Look through the data below and report how many lines include "screenshot". Only the number should be given.
— BEGIN —
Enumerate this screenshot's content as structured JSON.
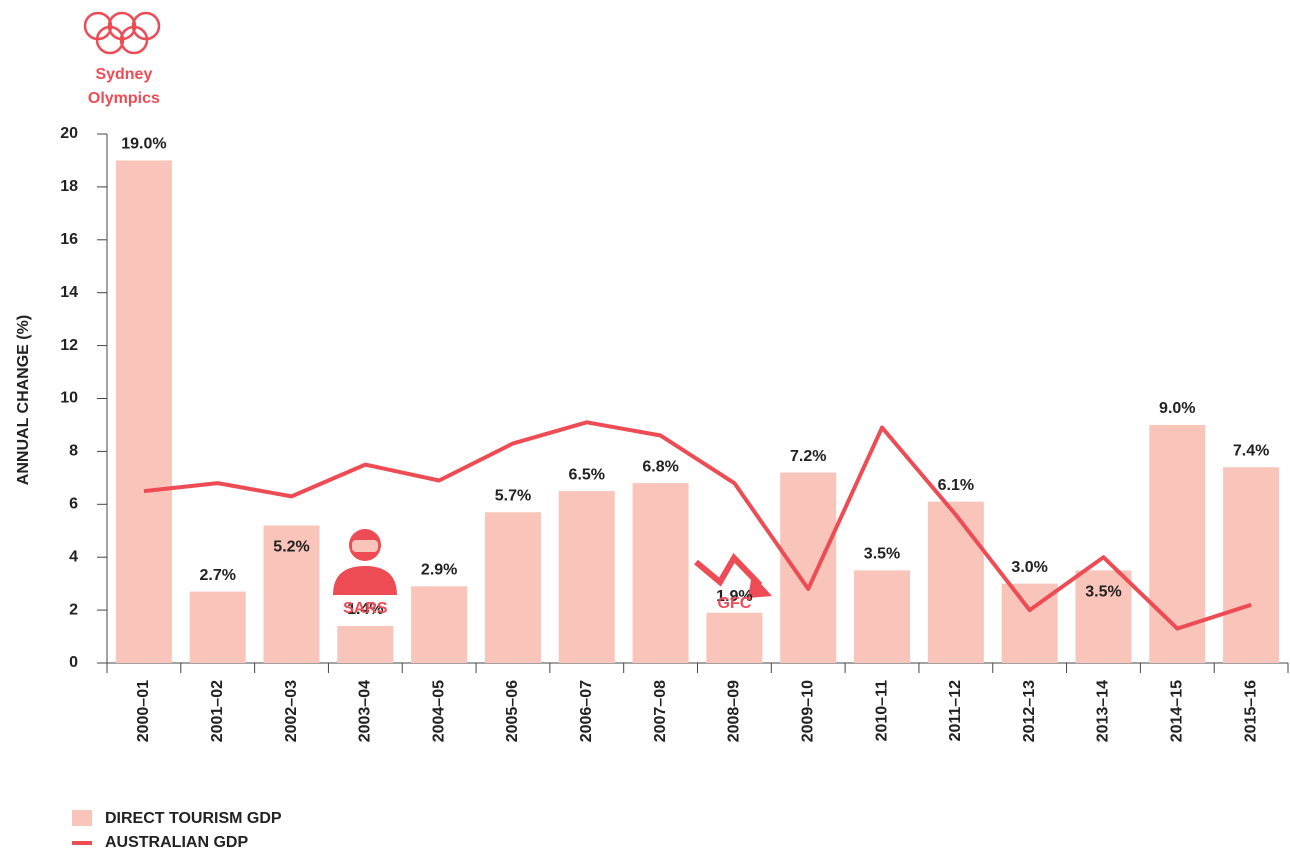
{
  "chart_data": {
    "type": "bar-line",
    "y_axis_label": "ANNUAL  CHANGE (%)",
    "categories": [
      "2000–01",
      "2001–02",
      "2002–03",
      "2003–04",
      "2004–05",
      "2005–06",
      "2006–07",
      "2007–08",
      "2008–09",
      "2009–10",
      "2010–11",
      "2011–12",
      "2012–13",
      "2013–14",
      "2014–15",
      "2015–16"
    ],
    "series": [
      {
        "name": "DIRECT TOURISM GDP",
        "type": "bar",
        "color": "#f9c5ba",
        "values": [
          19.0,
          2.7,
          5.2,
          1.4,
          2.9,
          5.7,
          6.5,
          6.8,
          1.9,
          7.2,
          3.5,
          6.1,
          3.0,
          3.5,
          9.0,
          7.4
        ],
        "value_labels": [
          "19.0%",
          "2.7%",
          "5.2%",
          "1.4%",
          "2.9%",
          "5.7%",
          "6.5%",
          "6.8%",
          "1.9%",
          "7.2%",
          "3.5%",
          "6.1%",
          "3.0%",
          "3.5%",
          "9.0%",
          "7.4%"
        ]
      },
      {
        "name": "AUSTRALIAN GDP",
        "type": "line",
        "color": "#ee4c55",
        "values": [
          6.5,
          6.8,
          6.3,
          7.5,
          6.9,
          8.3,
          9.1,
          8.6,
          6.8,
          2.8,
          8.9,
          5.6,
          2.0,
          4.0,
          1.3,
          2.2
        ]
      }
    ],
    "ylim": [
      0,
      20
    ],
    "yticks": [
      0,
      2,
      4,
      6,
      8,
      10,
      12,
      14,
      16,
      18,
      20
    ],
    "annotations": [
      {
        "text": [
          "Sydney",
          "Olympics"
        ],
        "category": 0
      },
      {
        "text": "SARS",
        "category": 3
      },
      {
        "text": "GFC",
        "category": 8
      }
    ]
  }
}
— END —
— BEGIN —
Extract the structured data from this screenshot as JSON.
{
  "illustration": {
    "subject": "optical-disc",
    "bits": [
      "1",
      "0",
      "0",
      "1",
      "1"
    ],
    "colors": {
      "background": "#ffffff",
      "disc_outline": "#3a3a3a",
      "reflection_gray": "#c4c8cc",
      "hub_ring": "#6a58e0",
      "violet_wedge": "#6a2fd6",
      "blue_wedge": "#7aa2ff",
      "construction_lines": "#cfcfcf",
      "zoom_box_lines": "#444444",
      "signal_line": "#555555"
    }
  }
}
— END —
Result for this exercise: 2